Entries from a dataset:
----

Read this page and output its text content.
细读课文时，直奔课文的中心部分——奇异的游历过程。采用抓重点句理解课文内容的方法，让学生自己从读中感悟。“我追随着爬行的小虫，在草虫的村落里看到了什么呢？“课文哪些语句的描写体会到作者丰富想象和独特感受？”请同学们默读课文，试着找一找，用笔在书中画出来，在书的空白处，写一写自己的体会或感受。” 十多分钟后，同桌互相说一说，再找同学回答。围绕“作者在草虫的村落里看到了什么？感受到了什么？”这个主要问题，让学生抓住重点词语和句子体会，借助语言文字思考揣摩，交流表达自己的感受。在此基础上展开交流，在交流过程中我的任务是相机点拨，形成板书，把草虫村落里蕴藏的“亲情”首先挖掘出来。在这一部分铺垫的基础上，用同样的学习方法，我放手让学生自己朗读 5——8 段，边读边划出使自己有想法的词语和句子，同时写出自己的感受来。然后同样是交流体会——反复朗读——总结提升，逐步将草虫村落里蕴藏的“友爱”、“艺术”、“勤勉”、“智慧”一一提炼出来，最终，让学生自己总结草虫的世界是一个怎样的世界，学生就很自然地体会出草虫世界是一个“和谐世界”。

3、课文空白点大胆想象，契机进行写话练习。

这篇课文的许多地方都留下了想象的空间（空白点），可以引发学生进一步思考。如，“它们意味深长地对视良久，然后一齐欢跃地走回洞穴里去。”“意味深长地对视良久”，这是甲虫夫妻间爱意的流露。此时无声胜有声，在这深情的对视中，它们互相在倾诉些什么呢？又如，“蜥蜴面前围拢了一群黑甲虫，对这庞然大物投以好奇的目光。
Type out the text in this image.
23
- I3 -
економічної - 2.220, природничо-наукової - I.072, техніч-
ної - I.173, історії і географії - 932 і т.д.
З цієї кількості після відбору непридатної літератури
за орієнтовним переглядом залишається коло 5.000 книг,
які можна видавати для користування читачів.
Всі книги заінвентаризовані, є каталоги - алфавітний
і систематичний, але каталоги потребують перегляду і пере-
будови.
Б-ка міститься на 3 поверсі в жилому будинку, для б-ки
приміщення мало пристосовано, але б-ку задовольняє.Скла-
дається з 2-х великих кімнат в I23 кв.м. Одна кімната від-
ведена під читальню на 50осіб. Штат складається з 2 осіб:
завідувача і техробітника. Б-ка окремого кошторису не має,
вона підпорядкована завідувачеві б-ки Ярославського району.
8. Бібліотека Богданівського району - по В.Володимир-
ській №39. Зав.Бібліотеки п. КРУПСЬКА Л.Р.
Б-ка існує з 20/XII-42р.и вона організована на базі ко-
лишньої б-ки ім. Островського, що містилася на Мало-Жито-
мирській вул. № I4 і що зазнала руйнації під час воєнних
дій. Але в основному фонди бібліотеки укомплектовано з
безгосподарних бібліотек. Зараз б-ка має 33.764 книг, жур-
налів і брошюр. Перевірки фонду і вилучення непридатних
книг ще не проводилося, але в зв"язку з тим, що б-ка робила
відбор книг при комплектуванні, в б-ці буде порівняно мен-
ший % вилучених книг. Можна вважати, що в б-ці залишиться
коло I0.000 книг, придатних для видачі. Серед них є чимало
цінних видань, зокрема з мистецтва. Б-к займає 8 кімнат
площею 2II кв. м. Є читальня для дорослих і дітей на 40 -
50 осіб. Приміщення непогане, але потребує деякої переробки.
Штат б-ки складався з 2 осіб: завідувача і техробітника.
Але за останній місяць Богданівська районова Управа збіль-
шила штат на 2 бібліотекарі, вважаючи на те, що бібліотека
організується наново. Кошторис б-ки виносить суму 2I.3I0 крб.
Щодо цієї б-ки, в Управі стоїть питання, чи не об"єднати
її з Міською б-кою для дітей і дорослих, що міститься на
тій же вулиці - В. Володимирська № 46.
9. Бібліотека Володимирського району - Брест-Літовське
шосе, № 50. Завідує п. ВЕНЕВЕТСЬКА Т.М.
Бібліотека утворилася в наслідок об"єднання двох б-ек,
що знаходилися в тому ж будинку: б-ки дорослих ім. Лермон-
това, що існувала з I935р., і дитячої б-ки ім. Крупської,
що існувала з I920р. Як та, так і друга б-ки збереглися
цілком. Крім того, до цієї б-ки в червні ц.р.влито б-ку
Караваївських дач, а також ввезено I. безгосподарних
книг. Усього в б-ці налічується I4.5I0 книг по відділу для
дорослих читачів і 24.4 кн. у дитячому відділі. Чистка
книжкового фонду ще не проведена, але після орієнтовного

----

What the task requires ::
Reproduce the material verbatim, line by line.

Solution to the problem ::
Read this page and output its text content.
细读课文时，直奔课文的中心部分——奇异的游历过程。采用抓重点句理解课文内容的方法，让学生自己从读中感悟。“我追随着爬行的小虫，在草虫的村落里看到了什么呢？“课文哪些语句的描写体会到作者丰富想象和独特感受？”请同学们默读课文，试着找一找，用笔在书中画出来，在书的空白处，写一写自己的体会或感受。” 十多分钟后，同桌互相说一说，再找同学回答。围绕“作者在草虫的村落里看到了什么？感受到了什么？”这个主要问题，让学生抓住重点词语和句子体会，借助语言文字思考揣摩，交流表达自己的感受。在此基础上展开交流，在交流过程中我的任务是相机点拨，形成板书，把草虫村落里蕴藏的“亲情”首先挖掘出来。在这一部分铺垫的基础上，用同样的学习方法，我放手让学生自己朗读 5——8 段，边读边划出使自己有想法的词语和句子，同时写出自己的感受来。然后同样是交流体会——反复朗读——总结提升，逐步将草虫村落里蕴藏的“友爱”、“艺术”、“勤勉”、“智慧”一一提炼出来，最终，让学生自己总结草虫的世界是一个怎样的世界，学生就很自然地体会出草虫世界是一个“和谐世界”。

3、课文空白点大胆想象，契机进行写话练习。

这篇课文的许多地方都留下了想象的空间（空白点），可以引发学生进一步思考。如，“它们意味深长地对视良久，然后一齐欢跃地走回洞穴里去。”“意味深长地对视良久”，这是甲虫夫妻间爱意的流露。此时无声胜有声，在这深情的对视中，它们互相在倾诉些什么呢？又如，“蜥蜴面前围拢了一群黑甲虫，对这庞然大物投以好奇的目光。
Type out the text in this image.
23
- I3 -
економічної - 2.220, природничо-наукової - I.072, техніч-
ної - I.173, історії і географії - 932 і т.д.
З цієї кількості після відбору непридатної літератури
за орієнтовним переглядом залишається коло 5.000 книг,
які можна видавати для користування читачів.
Всі книги заінвентаризовані, є каталоги - алфавітний
і систематичний, але каталоги потребують перегляду і пере-
будови.
Б-ка міститься на 3 поверсі в жилому будинку, для б-ки
приміщення мало пристосовано, але б-ку задовольняє.Скла-
дається з 2-х великих кімнат в I23 кв.м. Одна кімната від-
ведена під читальню на 50осіб. Штат складається з 2 осіб:
завідувача і техробітника. Б-ка окремого кошторису не має,
вона підпорядкована завідувачеві б-ки Ярославського району.
8. Бібліотека Богданівського району - по В.Володимир-
ській №39. Зав.Бібліотеки п. КРУПСЬКА Л.Р.
Б-ка існує з 20/XII-42р.и вона організована на базі ко-
лишньої б-ки ім. Островського, що містилася на Мало-Жито-
мирській вул. № I4 і що зазнала руйнації під час воєнних
дій. Але в основному фонди бібліотеки укомплектовано з
безгосподарних бібліотек. Зараз б-ка має 33.764 книг, жур-
налів і брошюр. Перевірки фонду і вилучення непридатних
книг ще не проводилося, але в зв"язку з тим, що б-ка робила
відбор книг при комплектуванні, в б-ці буде порівняно мен-
ший % вилучених книг. Можна вважати, що в б-ці залишиться
коло I0.000 книг, придатних для видачі. Серед них є чимало
цінних видань, зокрема з мистецтва. Б-к займає 8 кімнат
площею 2II кв. м. Є читальня для дорослих і дітей на 40 -
50 осіб. Приміщення непогане, але потребує деякої переробки.
Штат б-ки складався з 2 осіб: завідувача і техробітника.
Але за останній місяць Богданівська районова Управа збіль-
шила штат на 2 бібліотекарі, вважаючи на те, що бібліотека
організується наново. Кошторис б-ки виносить суму 2I.3I0 крб.
Щодо цієї б-ки, в Управі стоїть питання, чи не об"єднати
її з Міською б-кою для дітей і дорослих, що міститься на
тій же вулиці - В. Володимирська № 46.
9. Бібліотека Володимирського району - Брест-Літовське
шосе, № 50. Завідує п. ВЕНЕВЕТСЬКА Т.М.
Бібліотека утворилася в наслідок об"єднання двох б-ек,
що знаходилися в тому ж будинку: б-ки дорослих ім. Лермон-
това, що існувала з I935р., і дитячої б-ки ім. Крупської,
що існувала з I920р. Як та, так і друга б-ки збереглися
цілком. Крім того, до цієї б-ки в червні ц.р.влито б-ку
Караваївських дач, а також ввезено I. безгосподарних
книг. Усього в б-ці налічується I4.5I0 книг по відділу для
дорослих читачів і 24.4 кн. у дитячому відділі. Чистка
книжкового фонду ще не проведена, але після орієнтовного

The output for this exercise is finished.